**PROBLEM REQUIREMENTS:**
Write out each line from the data below that includes the word "صورتی".

**INPUT MATERIAL:**
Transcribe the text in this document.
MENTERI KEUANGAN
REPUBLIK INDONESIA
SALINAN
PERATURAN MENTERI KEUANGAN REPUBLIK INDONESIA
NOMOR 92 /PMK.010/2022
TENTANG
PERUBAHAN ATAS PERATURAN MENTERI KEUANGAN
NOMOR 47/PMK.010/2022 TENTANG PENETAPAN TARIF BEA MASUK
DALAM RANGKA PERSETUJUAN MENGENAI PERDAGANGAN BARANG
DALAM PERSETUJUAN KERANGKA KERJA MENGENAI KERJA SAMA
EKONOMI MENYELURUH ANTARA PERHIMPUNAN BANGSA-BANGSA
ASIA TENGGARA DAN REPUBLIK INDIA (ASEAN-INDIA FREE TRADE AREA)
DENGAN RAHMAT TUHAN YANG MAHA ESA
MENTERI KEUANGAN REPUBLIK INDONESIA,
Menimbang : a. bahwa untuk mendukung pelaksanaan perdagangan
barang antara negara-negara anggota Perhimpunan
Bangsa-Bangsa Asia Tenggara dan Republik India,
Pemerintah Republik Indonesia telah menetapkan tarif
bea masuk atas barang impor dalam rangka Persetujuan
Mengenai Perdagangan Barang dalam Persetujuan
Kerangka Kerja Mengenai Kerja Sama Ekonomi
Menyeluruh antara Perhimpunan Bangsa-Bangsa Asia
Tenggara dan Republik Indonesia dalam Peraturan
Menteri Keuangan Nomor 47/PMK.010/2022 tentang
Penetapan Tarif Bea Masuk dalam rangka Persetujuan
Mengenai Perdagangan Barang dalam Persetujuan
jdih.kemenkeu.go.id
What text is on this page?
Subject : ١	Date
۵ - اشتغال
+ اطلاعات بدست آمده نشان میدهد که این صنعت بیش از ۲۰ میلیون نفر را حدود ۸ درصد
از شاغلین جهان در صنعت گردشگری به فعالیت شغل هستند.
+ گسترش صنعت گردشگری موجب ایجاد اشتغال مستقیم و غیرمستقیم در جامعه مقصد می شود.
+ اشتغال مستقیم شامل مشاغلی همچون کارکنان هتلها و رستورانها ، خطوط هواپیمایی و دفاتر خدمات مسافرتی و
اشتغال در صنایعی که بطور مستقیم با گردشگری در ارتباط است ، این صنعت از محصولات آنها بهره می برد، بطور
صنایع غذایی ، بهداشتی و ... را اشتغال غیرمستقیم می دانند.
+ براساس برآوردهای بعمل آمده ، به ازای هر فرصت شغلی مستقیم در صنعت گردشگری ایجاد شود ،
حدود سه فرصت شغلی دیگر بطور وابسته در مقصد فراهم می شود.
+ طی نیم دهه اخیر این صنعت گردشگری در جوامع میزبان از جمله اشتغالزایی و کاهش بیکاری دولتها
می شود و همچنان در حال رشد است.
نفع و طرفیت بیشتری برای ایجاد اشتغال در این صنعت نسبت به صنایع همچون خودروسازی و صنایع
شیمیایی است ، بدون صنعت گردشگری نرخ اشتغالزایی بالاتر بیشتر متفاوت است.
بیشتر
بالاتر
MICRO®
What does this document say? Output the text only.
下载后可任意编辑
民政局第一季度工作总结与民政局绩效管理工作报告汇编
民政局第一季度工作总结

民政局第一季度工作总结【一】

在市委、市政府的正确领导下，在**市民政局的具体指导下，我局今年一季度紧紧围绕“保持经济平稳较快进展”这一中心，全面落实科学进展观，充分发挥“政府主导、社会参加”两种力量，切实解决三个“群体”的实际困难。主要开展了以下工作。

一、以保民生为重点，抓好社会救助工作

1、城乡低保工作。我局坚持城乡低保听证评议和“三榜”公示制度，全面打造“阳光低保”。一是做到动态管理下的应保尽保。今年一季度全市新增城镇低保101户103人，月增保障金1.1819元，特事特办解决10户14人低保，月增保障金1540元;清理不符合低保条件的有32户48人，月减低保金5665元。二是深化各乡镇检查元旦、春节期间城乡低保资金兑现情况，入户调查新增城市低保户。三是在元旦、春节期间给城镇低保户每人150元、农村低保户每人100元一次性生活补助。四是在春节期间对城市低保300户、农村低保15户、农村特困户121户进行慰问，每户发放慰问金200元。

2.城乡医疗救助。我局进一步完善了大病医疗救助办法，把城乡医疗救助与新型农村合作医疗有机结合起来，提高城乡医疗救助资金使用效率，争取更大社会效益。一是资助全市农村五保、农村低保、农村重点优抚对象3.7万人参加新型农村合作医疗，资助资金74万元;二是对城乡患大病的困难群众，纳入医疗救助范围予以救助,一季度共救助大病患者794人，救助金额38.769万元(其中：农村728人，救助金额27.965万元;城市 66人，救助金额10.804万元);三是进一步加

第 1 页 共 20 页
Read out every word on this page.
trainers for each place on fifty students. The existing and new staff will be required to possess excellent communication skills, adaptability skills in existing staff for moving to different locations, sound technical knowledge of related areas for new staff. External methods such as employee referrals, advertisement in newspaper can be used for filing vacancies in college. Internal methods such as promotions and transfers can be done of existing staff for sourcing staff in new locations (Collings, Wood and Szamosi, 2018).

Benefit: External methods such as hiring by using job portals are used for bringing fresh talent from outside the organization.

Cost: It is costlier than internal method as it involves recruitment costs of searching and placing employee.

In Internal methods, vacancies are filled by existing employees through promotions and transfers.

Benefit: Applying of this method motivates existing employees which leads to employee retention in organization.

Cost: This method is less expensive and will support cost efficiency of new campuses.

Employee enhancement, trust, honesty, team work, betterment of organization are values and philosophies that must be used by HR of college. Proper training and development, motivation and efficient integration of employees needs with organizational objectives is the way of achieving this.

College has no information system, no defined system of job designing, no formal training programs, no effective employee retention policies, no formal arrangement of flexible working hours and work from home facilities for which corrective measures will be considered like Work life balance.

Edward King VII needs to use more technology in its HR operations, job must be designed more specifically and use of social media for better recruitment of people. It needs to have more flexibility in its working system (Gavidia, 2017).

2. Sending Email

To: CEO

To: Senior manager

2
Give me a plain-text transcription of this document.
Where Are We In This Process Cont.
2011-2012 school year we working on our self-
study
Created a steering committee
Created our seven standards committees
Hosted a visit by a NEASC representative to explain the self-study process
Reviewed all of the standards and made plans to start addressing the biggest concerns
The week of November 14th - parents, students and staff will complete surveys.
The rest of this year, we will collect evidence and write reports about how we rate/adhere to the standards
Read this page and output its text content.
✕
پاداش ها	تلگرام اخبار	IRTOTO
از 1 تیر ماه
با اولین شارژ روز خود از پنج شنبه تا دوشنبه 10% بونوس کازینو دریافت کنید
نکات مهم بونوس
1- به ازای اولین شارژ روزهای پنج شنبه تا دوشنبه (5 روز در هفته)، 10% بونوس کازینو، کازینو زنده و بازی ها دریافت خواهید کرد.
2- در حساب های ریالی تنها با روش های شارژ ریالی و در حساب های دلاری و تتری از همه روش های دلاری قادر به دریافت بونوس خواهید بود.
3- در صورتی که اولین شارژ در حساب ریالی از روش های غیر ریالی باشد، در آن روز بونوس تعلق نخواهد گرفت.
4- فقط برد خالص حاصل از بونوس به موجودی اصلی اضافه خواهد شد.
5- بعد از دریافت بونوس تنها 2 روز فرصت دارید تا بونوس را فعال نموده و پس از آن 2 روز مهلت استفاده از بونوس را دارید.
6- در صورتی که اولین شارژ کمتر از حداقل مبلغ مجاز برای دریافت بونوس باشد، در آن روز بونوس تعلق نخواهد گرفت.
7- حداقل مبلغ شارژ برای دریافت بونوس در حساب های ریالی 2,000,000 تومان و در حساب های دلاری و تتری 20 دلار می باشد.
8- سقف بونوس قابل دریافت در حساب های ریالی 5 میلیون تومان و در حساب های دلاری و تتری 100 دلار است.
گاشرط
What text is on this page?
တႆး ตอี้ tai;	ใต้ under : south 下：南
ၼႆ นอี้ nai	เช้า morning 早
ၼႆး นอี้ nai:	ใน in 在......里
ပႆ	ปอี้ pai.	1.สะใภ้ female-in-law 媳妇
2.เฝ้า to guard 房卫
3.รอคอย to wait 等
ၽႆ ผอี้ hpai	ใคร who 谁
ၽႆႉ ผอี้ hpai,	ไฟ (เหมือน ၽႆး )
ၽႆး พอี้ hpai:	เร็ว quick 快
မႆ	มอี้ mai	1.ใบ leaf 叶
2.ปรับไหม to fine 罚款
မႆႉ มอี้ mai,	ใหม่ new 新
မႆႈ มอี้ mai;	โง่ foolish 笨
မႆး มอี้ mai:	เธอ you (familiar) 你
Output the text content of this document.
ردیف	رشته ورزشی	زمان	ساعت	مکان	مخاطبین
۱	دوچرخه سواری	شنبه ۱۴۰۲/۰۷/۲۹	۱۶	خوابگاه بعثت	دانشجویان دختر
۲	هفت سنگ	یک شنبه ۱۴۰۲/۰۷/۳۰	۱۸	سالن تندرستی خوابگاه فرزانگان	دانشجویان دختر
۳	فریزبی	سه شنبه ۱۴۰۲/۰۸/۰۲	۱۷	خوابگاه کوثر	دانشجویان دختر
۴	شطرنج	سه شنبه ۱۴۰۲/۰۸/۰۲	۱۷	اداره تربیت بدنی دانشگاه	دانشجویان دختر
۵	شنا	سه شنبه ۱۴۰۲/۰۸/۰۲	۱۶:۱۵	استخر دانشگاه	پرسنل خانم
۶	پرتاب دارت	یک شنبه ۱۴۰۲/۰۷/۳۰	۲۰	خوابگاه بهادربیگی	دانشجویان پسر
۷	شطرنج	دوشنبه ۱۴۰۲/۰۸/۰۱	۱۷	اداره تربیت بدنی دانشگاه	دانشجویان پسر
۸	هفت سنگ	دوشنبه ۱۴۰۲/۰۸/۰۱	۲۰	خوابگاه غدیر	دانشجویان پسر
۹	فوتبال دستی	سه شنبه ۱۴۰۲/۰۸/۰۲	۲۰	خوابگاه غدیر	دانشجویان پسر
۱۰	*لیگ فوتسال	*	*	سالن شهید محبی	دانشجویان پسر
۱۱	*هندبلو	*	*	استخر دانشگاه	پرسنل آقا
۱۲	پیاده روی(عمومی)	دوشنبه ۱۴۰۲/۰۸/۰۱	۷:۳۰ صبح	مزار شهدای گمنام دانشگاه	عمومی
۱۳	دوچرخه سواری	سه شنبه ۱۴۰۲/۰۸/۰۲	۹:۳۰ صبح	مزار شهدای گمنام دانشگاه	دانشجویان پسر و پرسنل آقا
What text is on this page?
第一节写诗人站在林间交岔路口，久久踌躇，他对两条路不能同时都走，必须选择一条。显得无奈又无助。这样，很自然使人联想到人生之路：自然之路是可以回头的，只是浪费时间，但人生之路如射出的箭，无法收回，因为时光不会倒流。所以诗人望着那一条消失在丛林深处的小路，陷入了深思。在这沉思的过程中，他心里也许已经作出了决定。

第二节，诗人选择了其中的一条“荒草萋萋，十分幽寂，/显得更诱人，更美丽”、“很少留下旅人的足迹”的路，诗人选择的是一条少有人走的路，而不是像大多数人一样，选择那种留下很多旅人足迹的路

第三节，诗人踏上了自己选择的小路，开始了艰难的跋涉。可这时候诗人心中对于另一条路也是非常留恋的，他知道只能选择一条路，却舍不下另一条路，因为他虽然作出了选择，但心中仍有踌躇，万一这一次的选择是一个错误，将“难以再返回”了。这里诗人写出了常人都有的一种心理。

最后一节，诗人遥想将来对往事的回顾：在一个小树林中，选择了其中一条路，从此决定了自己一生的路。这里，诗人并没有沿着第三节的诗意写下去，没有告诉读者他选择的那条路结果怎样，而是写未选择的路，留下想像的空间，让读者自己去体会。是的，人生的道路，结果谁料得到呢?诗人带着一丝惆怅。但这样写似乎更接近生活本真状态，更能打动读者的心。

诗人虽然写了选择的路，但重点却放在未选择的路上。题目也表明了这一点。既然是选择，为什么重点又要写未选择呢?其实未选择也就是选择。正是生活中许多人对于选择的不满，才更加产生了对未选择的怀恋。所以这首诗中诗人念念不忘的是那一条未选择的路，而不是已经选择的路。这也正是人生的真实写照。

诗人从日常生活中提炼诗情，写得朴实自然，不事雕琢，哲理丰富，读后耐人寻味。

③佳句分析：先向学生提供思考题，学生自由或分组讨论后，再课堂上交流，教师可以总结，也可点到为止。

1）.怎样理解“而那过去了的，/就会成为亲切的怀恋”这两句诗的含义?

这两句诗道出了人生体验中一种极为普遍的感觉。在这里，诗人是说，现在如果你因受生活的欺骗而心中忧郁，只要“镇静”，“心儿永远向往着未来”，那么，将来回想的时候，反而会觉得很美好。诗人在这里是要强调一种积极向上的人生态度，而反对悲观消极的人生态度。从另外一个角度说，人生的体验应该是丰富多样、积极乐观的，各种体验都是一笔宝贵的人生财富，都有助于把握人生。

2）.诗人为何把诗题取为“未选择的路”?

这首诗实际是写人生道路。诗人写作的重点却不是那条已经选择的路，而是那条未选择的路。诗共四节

**WRITTEN ANSWER:**
3- در صورتی که اولین شارژ در حساب ریالی از روش های غیر ریالی باشد، در آن روز بونوس تعلق نخواهد گرفت.
6- در صورتی که اولین شارژ کمتر از حداقل مبلغ مجاز برای دریافت بونوس باشد، در آن روز بونوس تعلق نخواهد گرفت.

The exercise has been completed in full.